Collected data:
____
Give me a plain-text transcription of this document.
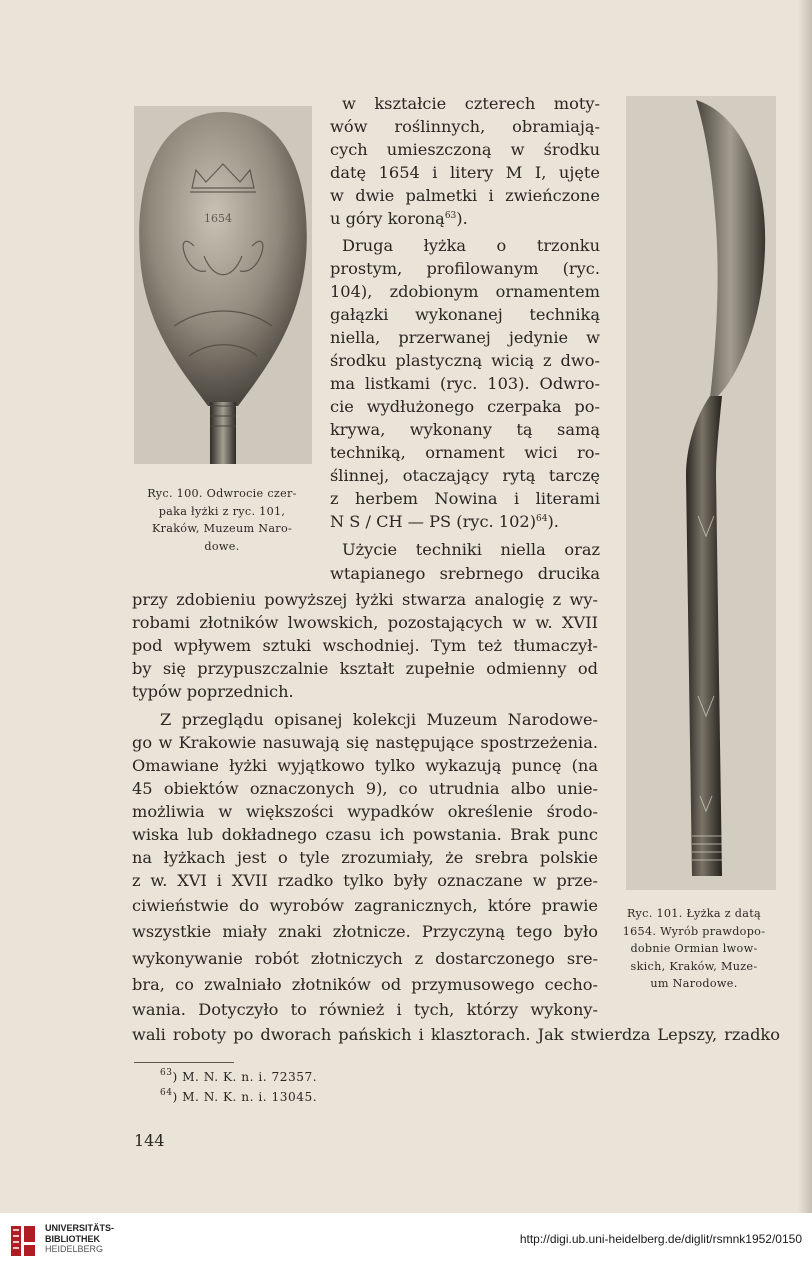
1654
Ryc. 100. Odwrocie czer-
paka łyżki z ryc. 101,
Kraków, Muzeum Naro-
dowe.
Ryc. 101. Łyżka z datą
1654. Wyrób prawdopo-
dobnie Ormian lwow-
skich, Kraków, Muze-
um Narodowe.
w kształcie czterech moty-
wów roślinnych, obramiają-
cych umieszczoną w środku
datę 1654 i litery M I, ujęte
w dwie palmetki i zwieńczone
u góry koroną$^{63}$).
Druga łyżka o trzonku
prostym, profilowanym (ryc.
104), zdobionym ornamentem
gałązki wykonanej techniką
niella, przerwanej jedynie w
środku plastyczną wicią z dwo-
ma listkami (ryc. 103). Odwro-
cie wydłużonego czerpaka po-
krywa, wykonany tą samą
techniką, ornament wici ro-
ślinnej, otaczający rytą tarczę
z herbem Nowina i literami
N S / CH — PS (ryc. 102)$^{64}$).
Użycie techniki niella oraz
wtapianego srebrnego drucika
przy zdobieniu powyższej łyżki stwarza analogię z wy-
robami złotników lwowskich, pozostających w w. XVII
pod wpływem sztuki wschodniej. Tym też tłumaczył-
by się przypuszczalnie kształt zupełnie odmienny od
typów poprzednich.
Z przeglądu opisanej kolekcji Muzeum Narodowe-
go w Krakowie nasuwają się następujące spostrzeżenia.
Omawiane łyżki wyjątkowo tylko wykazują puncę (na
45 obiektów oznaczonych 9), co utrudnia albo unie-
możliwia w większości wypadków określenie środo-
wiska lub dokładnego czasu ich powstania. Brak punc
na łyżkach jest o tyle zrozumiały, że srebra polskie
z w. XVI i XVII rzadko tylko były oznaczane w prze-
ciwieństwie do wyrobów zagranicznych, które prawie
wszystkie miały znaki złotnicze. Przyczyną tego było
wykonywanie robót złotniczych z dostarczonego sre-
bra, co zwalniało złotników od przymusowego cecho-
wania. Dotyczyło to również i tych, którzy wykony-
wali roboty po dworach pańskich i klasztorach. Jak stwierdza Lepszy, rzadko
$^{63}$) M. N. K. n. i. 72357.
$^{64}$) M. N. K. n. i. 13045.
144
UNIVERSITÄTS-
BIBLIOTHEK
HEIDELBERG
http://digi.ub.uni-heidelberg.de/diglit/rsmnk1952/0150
____
Objective -> Indicate how many lines of the material contain the string "łyżki", giving the number and nothing more.

Answer to this exercise -> 3